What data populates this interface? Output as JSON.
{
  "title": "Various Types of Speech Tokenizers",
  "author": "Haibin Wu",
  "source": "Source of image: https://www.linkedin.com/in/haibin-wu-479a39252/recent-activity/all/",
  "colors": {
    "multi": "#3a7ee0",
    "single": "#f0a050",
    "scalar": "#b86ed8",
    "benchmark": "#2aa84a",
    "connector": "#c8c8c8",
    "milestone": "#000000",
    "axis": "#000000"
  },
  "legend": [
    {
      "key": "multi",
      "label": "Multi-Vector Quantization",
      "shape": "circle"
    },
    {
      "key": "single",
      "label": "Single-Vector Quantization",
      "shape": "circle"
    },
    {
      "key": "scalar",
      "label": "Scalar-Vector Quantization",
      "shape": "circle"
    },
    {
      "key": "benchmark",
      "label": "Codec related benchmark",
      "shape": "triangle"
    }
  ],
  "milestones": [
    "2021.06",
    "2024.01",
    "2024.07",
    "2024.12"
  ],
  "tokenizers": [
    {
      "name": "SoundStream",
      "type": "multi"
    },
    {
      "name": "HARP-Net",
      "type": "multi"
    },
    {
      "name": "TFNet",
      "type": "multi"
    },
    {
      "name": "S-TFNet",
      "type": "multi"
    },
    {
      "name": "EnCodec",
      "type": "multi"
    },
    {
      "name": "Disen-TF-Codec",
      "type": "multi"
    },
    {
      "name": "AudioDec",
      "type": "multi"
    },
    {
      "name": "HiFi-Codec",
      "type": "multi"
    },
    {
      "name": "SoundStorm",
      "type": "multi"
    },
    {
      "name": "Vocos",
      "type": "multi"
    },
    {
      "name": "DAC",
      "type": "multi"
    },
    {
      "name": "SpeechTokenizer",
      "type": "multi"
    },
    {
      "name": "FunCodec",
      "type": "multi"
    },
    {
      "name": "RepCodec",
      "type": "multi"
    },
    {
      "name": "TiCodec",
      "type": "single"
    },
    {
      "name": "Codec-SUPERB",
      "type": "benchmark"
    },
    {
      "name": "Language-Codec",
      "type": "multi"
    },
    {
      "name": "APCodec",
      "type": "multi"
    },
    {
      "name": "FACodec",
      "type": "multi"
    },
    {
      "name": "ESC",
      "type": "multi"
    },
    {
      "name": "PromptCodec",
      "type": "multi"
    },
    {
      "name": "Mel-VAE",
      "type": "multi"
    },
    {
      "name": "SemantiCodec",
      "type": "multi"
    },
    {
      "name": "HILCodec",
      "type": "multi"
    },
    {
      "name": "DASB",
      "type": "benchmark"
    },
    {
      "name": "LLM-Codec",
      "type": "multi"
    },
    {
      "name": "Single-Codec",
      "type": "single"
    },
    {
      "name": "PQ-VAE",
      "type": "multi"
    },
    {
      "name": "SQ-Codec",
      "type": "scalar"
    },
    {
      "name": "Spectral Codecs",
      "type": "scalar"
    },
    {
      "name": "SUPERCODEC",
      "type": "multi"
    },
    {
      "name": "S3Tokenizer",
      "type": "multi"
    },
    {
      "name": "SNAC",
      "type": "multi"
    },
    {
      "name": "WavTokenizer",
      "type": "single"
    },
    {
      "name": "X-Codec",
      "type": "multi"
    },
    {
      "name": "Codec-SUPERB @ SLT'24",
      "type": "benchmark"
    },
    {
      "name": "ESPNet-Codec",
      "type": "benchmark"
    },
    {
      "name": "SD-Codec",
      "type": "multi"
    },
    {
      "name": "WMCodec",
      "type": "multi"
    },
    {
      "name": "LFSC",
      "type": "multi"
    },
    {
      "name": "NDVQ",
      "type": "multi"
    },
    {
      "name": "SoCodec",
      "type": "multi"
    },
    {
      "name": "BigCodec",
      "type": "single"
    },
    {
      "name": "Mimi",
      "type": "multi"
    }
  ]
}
= = = = =
Work out how many lines in the records above hold the string "label", then give only that count.

4